Provided records —
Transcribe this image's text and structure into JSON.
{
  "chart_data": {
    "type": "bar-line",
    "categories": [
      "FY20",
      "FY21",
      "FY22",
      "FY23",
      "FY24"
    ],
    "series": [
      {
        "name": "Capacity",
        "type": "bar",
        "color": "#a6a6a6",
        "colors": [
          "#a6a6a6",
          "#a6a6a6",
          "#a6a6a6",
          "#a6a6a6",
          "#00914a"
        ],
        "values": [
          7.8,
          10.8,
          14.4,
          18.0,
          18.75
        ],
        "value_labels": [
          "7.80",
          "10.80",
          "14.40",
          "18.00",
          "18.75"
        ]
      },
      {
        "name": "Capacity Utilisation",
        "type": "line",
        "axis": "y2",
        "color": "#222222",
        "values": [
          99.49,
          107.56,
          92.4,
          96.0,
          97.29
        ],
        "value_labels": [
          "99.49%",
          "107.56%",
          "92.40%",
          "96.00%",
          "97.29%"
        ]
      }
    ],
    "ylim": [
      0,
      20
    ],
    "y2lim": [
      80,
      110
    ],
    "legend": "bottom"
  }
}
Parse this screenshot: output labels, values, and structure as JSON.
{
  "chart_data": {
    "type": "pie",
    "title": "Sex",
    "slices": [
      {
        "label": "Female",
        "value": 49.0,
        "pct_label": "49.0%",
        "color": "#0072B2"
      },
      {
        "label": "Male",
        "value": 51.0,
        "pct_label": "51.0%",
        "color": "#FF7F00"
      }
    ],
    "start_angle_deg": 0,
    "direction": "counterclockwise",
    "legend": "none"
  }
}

Exercise requirements — Reproduce only the lines running from the one with "Parse this screenshot: output" through the final line of the listing above, both ends included.

Finished task —
Parse this screenshot: output labels, values, and structure as JSON.
{
  "chart_data": {
    "type": "pie",
    "title": "Sex",
    "slices": [
      {
        "label": "Female",
        "value": 49.0,
        "pct_label": "49.0%",
        "color": "#0072B2"
      },
      {
        "label": "Male",
        "value": 51.0,
        "pct_label": "51.0%",
        "color": "#FF7F00"
      }
    ],
    "start_angle_deg": 0,
    "direction": "counterclockwise",
    "legend": "none"
  }
}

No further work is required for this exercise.